§ **AIM**
Your task is to copy the listing exactly. Drop any pictures from the copy.

start RECORD SET

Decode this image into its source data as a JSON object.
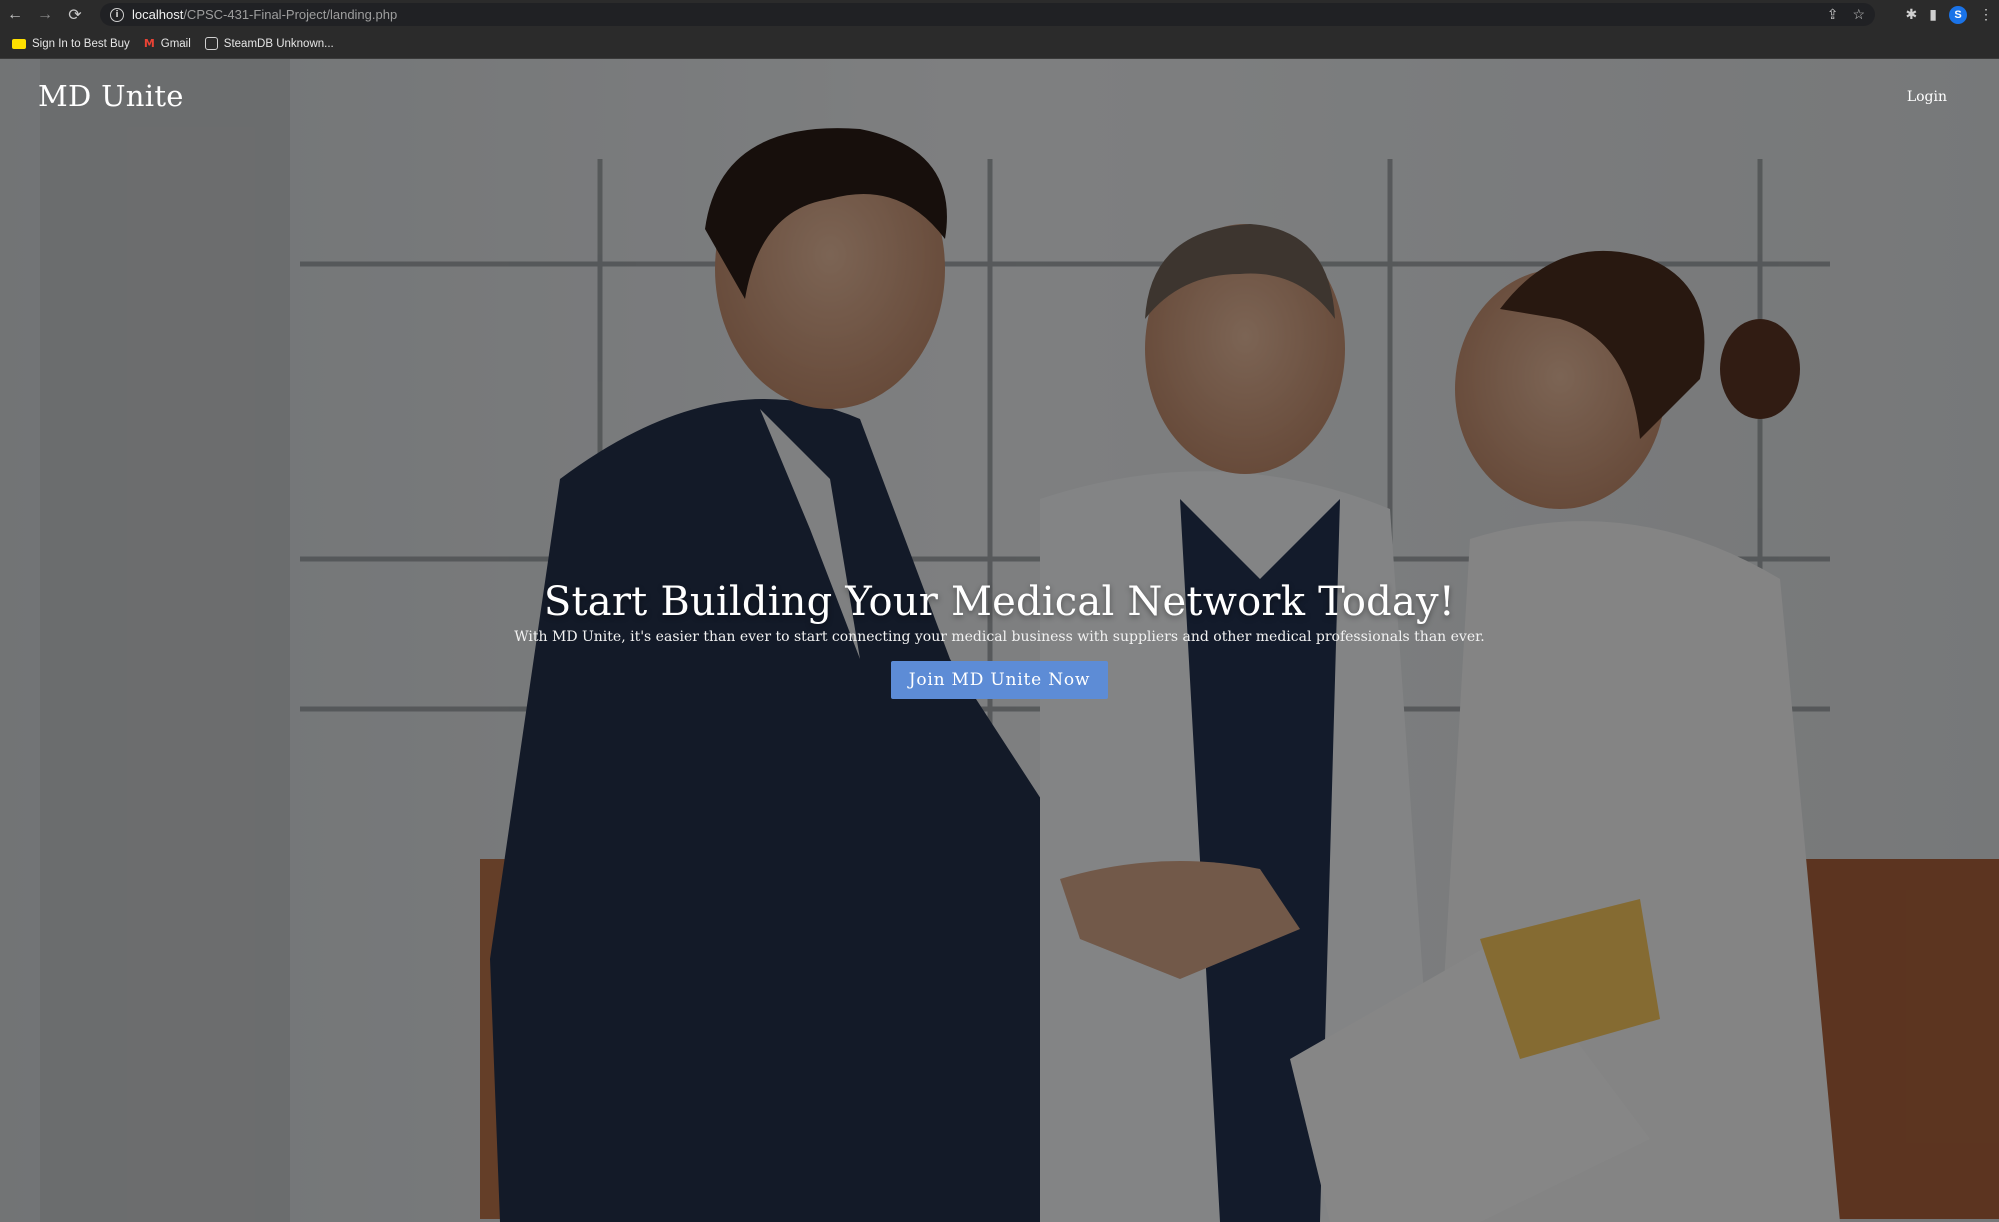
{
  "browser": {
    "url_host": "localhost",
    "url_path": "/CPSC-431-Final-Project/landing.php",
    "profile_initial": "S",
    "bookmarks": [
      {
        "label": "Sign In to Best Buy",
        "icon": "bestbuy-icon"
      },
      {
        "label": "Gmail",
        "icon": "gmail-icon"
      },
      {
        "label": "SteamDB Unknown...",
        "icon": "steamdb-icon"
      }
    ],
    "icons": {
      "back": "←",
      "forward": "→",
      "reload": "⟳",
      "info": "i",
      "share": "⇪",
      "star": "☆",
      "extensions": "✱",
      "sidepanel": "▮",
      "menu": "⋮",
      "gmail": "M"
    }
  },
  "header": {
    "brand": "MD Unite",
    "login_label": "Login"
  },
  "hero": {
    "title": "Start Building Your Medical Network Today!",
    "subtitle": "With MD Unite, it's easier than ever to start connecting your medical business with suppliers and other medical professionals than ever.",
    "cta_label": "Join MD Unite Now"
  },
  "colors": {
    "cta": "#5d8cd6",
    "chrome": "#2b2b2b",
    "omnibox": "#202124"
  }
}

end RECORD SET

§ **EXERCISE ANSWER**
Decode this image into its source data as a JSON object.
{
  "browser": {
    "url_host": "localhost",
    "url_path": "/CPSC-431-Final-Project/landing.php",
    "profile_initial": "S",
    "bookmarks": [
      {
        "label": "Sign In to Best Buy",
        "icon": "bestbuy-icon"
      },
      {
        "label": "Gmail",
        "icon": "gmail-icon"
      },
      {
        "label": "SteamDB Unknown...",
        "icon": "steamdb-icon"
      }
    ],
    "icons": {
      "back": "←",
      "forward": "→",
      "reload": "⟳",
      "info": "i",
      "share": "⇪",
      "star": "☆",
      "extensions": "✱",
      "sidepanel": "▮",
      "menu": "⋮",
      "gmail": "M"
    }
  },
  "header": {
    "brand": "MD Unite",
    "login_label": "Login"
  },
  "hero": {
    "title": "Start Building Your Medical Network Today!",
    "subtitle": "With MD Unite, it's easier than ever to start connecting your medical business with suppliers and other medical professionals than ever.",
    "cta_label": "Join MD Unite Now"
  },
  "colors": {
    "cta": "#5d8cd6",
    "chrome": "#2b2b2b",
    "omnibox": "#202124"
  }
}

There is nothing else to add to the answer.